The problem: Wherever the string "contacts" appears in a line, extract that line.

(Records from a data collection)
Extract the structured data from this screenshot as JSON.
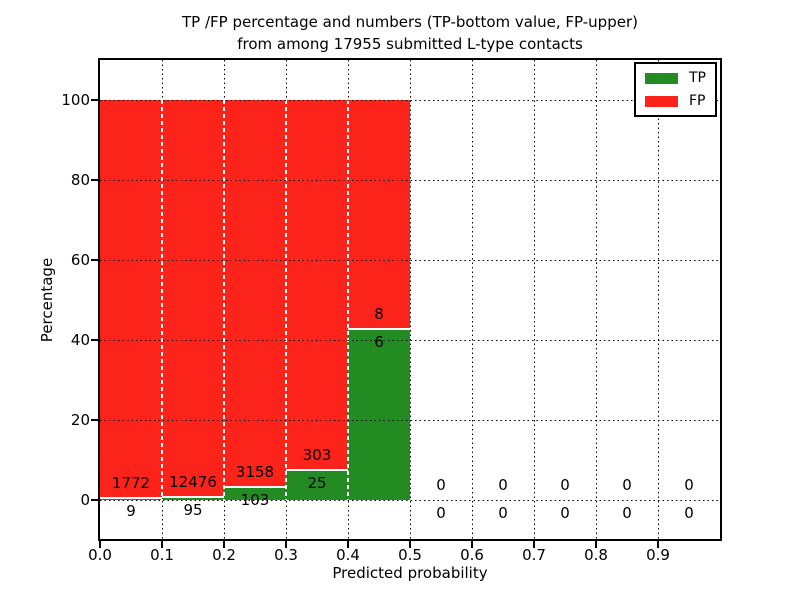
{
  "figure": {
    "title_line1": "TP /FP percentage and numbers (TP-bottom value, FP-upper)",
    "title_line2": "from among 17955 submitted L-type contacts"
  },
  "chart_data": {
    "type": "bar",
    "stacked": true,
    "title": "TP /FP percentage and numbers (TP-bottom value, FP-upper) from among 17955 submitted L-type contacts",
    "total_submitted": 17955,
    "xlabel": "Predicted probability",
    "ylabel": "Percentage",
    "xlim": [
      0.0,
      1.0
    ],
    "ylim": [
      -10,
      110
    ],
    "grid": true,
    "grid_style": "dotted",
    "legend_position": "upper right",
    "legend": [
      {
        "label": "TP",
        "color": "#228b22"
      },
      {
        "label": "FP",
        "color": "#fb231a"
      }
    ],
    "xticks": [
      {
        "value": 0.0,
        "label": "0.0"
      },
      {
        "value": 0.1,
        "label": "0.1"
      },
      {
        "value": 0.2,
        "label": "0.2"
      },
      {
        "value": 0.3,
        "label": "0.3"
      },
      {
        "value": 0.4,
        "label": "0.4"
      },
      {
        "value": 0.5,
        "label": "0.5"
      },
      {
        "value": 0.6,
        "label": "0.6"
      },
      {
        "value": 0.7,
        "label": "0.7"
      },
      {
        "value": 0.8,
        "label": "0.8"
      },
      {
        "value": 0.9,
        "label": "0.9"
      }
    ],
    "yticks": [
      {
        "value": 0,
        "label": "0"
      },
      {
        "value": 20,
        "label": "20"
      },
      {
        "value": 40,
        "label": "40"
      },
      {
        "value": 60,
        "label": "60"
      },
      {
        "value": 80,
        "label": "80"
      },
      {
        "value": 100,
        "label": "100"
      }
    ],
    "bins": [
      {
        "x0": 0.0,
        "x1": 0.1,
        "tp": 9,
        "fp": 1772,
        "tp_pct": 0.505,
        "fp_pct": 99.495
      },
      {
        "x0": 0.1,
        "x1": 0.2,
        "tp": 95,
        "fp": 12476,
        "tp_pct": 0.756,
        "fp_pct": 99.244
      },
      {
        "x0": 0.2,
        "x1": 0.3,
        "tp": 103,
        "fp": 3158,
        "tp_pct": 3.159,
        "fp_pct": 96.841
      },
      {
        "x0": 0.3,
        "x1": 0.4,
        "tp": 25,
        "fp": 303,
        "tp_pct": 7.622,
        "fp_pct": 92.378
      },
      {
        "x0": 0.4,
        "x1": 0.5,
        "tp": 6,
        "fp": 8,
        "tp_pct": 42.857,
        "fp_pct": 57.143
      },
      {
        "x0": 0.5,
        "x1": 0.6,
        "tp": 0,
        "fp": 0,
        "tp_pct": 0,
        "fp_pct": 0
      },
      {
        "x0": 0.6,
        "x1": 0.7,
        "tp": 0,
        "fp": 0,
        "tp_pct": 0,
        "fp_pct": 0
      },
      {
        "x0": 0.7,
        "x1": 0.8,
        "tp": 0,
        "fp": 0,
        "tp_pct": 0,
        "fp_pct": 0
      },
      {
        "x0": 0.8,
        "x1": 0.9,
        "tp": 0,
        "fp": 0,
        "tp_pct": 0,
        "fp_pct": 0
      },
      {
        "x0": 0.9,
        "x1": 1.0,
        "tp": 0,
        "fp": 0,
        "tp_pct": 0,
        "fp_pct": 0
      }
    ]
  }
}
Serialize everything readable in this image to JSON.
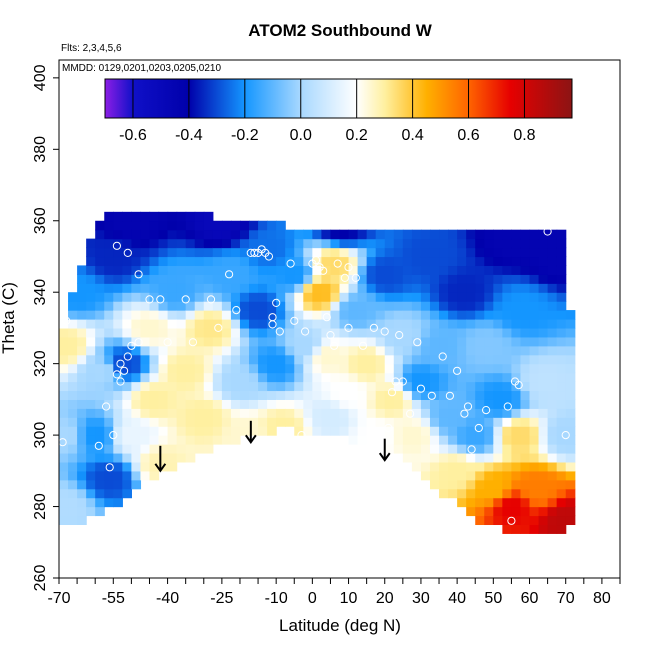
{
  "chart_data": {
    "type": "heatmap",
    "title": "ATOM2 Southbound W",
    "notes": [
      "Flts: 2,3,4,5,6",
      "MMDD: 0129,0201,0203,0205,0210"
    ],
    "xlabel": "Latitude (deg N)",
    "ylabel": "Theta (C)",
    "xlim": [
      -70,
      85
    ],
    "ylim": [
      260,
      405
    ],
    "x_ticks_major": [
      -70,
      -55,
      -40,
      -25,
      -10,
      0,
      10,
      20,
      30,
      40,
      50,
      60,
      70,
      80
    ],
    "x_tick_labels": [
      "-70",
      "-55",
      "-40",
      "-25",
      "-10",
      "0",
      "10",
      "20",
      "30",
      "40",
      "50",
      "60",
      "70",
      "80"
    ],
    "x_ticks_minor": [
      -65,
      -60,
      -50,
      -45,
      -35,
      -30,
      -20,
      -15,
      -5,
      5,
      15,
      25,
      35,
      45,
      55,
      65,
      75,
      85
    ],
    "y_ticks": [
      260,
      280,
      300,
      320,
      340,
      360,
      380,
      400
    ],
    "y_tick_labels": [
      "260",
      "280",
      "300",
      "320",
      "340",
      "360",
      "380",
      "400"
    ],
    "colorbar": {
      "range": [
        -0.7,
        0.97
      ],
      "ticks": [
        -0.6,
        -0.4,
        -0.2,
        0.0,
        0.2,
        0.4,
        0.6,
        0.8
      ],
      "tick_labels": [
        "-0.6",
        "-0.4",
        "-0.2",
        "0.0",
        "0.2",
        "0.4",
        "0.6",
        "0.8"
      ],
      "stops": [
        {
          "v": -0.7,
          "c": "#8c1ee6"
        },
        {
          "v": -0.6,
          "c": "#1010c8"
        },
        {
          "v": -0.4,
          "c": "#0000aa"
        },
        {
          "v": -0.2,
          "c": "#1496ff"
        },
        {
          "v": 0.0,
          "c": "#a8d8ff"
        },
        {
          "v": 0.2,
          "c": "#ffffff"
        },
        {
          "v": 0.3,
          "c": "#fff0a0"
        },
        {
          "v": 0.45,
          "c": "#ffb000"
        },
        {
          "v": 0.6,
          "c": "#ff6400"
        },
        {
          "v": 0.75,
          "c": "#e60000"
        },
        {
          "v": 0.97,
          "c": "#8c1414"
        }
      ]
    },
    "field": [
      {
        "lat": -68,
        "theta": 280,
        "w": 0.02
      },
      {
        "lat": -68,
        "theta": 300,
        "w": 0.0
      },
      {
        "lat": -68,
        "theta": 325,
        "w": 0.3
      },
      {
        "lat": -65,
        "theta": 340,
        "w": -0.2
      },
      {
        "lat": -60,
        "theta": 300,
        "w": -0.2
      },
      {
        "lat": -58,
        "theta": 318,
        "w": 0.0
      },
      {
        "lat": -56,
        "theta": 288,
        "w": -0.3
      },
      {
        "lat": -55,
        "theta": 350,
        "w": -0.35
      },
      {
        "lat": -52,
        "theta": 320,
        "w": -0.3
      },
      {
        "lat": -50,
        "theta": 300,
        "w": 0.15
      },
      {
        "lat": -50,
        "theta": 360,
        "w": -0.45
      },
      {
        "lat": -45,
        "theta": 330,
        "w": 0.25
      },
      {
        "lat": -44,
        "theta": 310,
        "w": 0.3
      },
      {
        "lat": -42,
        "theta": 292,
        "w": 0.28
      },
      {
        "lat": -38,
        "theta": 340,
        "w": -0.15
      },
      {
        "lat": -35,
        "theta": 318,
        "w": 0.3
      },
      {
        "lat": -30,
        "theta": 305,
        "w": 0.3
      },
      {
        "lat": -28,
        "theta": 330,
        "w": 0.32
      },
      {
        "lat": -25,
        "theta": 360,
        "w": -0.5
      },
      {
        "lat": -22,
        "theta": 345,
        "w": -0.15
      },
      {
        "lat": -20,
        "theta": 315,
        "w": 0.0
      },
      {
        "lat": -18,
        "theta": 300,
        "w": 0.25
      },
      {
        "lat": -15,
        "theta": 335,
        "w": -0.3
      },
      {
        "lat": -12,
        "theta": 352,
        "w": -0.25
      },
      {
        "lat": -10,
        "theta": 320,
        "w": -0.2
      },
      {
        "lat": -8,
        "theta": 302,
        "w": 0.3
      },
      {
        "lat": -5,
        "theta": 345,
        "w": -0.2
      },
      {
        "lat": -2,
        "theta": 325,
        "w": 0.0
      },
      {
        "lat": 2,
        "theta": 340,
        "w": 0.42
      },
      {
        "lat": 4,
        "theta": 322,
        "w": 0.25
      },
      {
        "lat": 5,
        "theta": 305,
        "w": 0.1
      },
      {
        "lat": 6,
        "theta": 348,
        "w": 0.35
      },
      {
        "lat": 8,
        "theta": 358,
        "w": -0.4
      },
      {
        "lat": 10,
        "theta": 312,
        "w": 0.2
      },
      {
        "lat": 12,
        "theta": 335,
        "w": -0.1
      },
      {
        "lat": 15,
        "theta": 320,
        "w": 0.3
      },
      {
        "lat": 18,
        "theta": 300,
        "w": 0.2
      },
      {
        "lat": 20,
        "theta": 345,
        "w": -0.3
      },
      {
        "lat": 22,
        "theta": 310,
        "w": 0.3
      },
      {
        "lat": 25,
        "theta": 328,
        "w": 0.0
      },
      {
        "lat": 28,
        "theta": 300,
        "w": 0.25
      },
      {
        "lat": 30,
        "theta": 315,
        "w": -0.2
      },
      {
        "lat": 32,
        "theta": 350,
        "w": -0.3
      },
      {
        "lat": 35,
        "theta": 325,
        "w": -0.1
      },
      {
        "lat": 38,
        "theta": 305,
        "w": -0.1
      },
      {
        "lat": 40,
        "theta": 290,
        "w": 0.3
      },
      {
        "lat": 42,
        "theta": 340,
        "w": -0.35
      },
      {
        "lat": 45,
        "theta": 300,
        "w": -0.15
      },
      {
        "lat": 48,
        "theta": 325,
        "w": -0.05
      },
      {
        "lat": 50,
        "theta": 285,
        "w": 0.45
      },
      {
        "lat": 52,
        "theta": 310,
        "w": -0.2
      },
      {
        "lat": 55,
        "theta": 355,
        "w": -0.45
      },
      {
        "lat": 55,
        "theta": 280,
        "w": 0.75
      },
      {
        "lat": 57,
        "theta": 300,
        "w": 0.35
      },
      {
        "lat": 58,
        "theta": 335,
        "w": -0.2
      },
      {
        "lat": 62,
        "theta": 285,
        "w": 0.55
      },
      {
        "lat": 64,
        "theta": 315,
        "w": 0.05
      },
      {
        "lat": 68,
        "theta": 350,
        "w": -0.45
      },
      {
        "lat": 70,
        "theta": 300,
        "w": 0.0
      },
      {
        "lat": 70,
        "theta": 276,
        "w": 0.85
      }
    ],
    "coverage": [
      [
        -69,
        275
      ],
      [
        -69,
        332
      ],
      [
        -67,
        338
      ],
      [
        -64,
        346
      ],
      [
        -62,
        352
      ],
      [
        -60,
        357
      ],
      [
        -58,
        362
      ],
      [
        -57,
        364
      ],
      [
        -55,
        362
      ],
      [
        -40,
        362
      ],
      [
        -30,
        362
      ],
      [
        -25,
        360
      ],
      [
        -10,
        359
      ],
      [
        0,
        358
      ],
      [
        10,
        358
      ],
      [
        20,
        358
      ],
      [
        35,
        358
      ],
      [
        45,
        358
      ],
      [
        55,
        358
      ],
      [
        66,
        358
      ],
      [
        71,
        356
      ],
      [
        72,
        275
      ],
      [
        70,
        272
      ],
      [
        62,
        272
      ],
      [
        55,
        273
      ],
      [
        45,
        276
      ],
      [
        38,
        282
      ],
      [
        30,
        290
      ],
      [
        20,
        297
      ],
      [
        10,
        299
      ],
      [
        0,
        300
      ],
      [
        -8,
        302
      ],
      [
        -15,
        300
      ],
      [
        -22,
        298
      ],
      [
        -30,
        295
      ],
      [
        -40,
        290
      ],
      [
        -50,
        284
      ],
      [
        -55,
        280
      ],
      [
        -60,
        277
      ],
      [
        -65,
        275
      ]
    ],
    "observations": [
      [
        -69,
        298
      ],
      [
        -68,
        332
      ],
      [
        -59,
        297
      ],
      [
        -57,
        308
      ],
      [
        -56,
        291
      ],
      [
        -55,
        300
      ],
      [
        -54,
        317
      ],
      [
        -53,
        320
      ],
      [
        -53,
        315
      ],
      [
        -52,
        318
      ],
      [
        -51,
        322
      ],
      [
        -50,
        325
      ],
      [
        -48,
        326
      ],
      [
        -54,
        353
      ],
      [
        -51,
        351
      ],
      [
        -48,
        345
      ],
      [
        -45,
        338
      ],
      [
        -42,
        338
      ],
      [
        -40,
        326
      ],
      [
        -35,
        338
      ],
      [
        -33,
        326
      ],
      [
        -28,
        338
      ],
      [
        -26,
        330
      ],
      [
        -23,
        345
      ],
      [
        -21,
        335
      ],
      [
        -17,
        351
      ],
      [
        -16,
        351
      ],
      [
        -15,
        351
      ],
      [
        -14,
        352
      ],
      [
        -13,
        351
      ],
      [
        -12,
        350
      ],
      [
        -11,
        333
      ],
      [
        -11,
        331
      ],
      [
        -10,
        337
      ],
      [
        -9,
        329
      ],
      [
        -6,
        348
      ],
      [
        -5,
        332
      ],
      [
        -3,
        300
      ],
      [
        -2,
        329
      ],
      [
        0,
        348
      ],
      [
        1,
        349
      ],
      [
        2,
        347
      ],
      [
        3,
        346
      ],
      [
        4,
        333
      ],
      [
        5,
        328
      ],
      [
        6,
        325
      ],
      [
        7,
        348
      ],
      [
        9,
        344
      ],
      [
        10,
        347
      ],
      [
        10,
        330
      ],
      [
        12,
        344
      ],
      [
        14,
        325
      ],
      [
        17,
        330
      ],
      [
        20,
        329
      ],
      [
        21,
        302
      ],
      [
        22,
        312
      ],
      [
        23,
        315
      ],
      [
        24,
        328
      ],
      [
        25,
        315
      ],
      [
        27,
        306
      ],
      [
        29,
        326
      ],
      [
        30,
        313
      ],
      [
        33,
        311
      ],
      [
        36,
        322
      ],
      [
        38,
        311
      ],
      [
        40,
        318
      ],
      [
        42,
        306
      ],
      [
        43,
        308
      ],
      [
        44,
        296
      ],
      [
        46,
        302
      ],
      [
        48,
        307
      ],
      [
        54,
        308
      ],
      [
        55,
        276
      ],
      [
        56,
        315
      ],
      [
        57,
        314
      ],
      [
        65,
        357
      ],
      [
        70,
        300
      ]
    ],
    "arrows": [
      {
        "lat": -42,
        "theta_top": 297,
        "theta_tip": 290
      },
      {
        "lat": -17,
        "theta_top": 304,
        "theta_tip": 298
      },
      {
        "lat": 20,
        "theta_top": 299,
        "theta_tip": 293
      }
    ]
  }
}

Answer below:
    "title_line2": "from among 17955 submitted L-type contacts"
    "title": "TP /FP percentage and numbers (TP-bottom value, FP-upper) from among 17955 submitted L-type contacts",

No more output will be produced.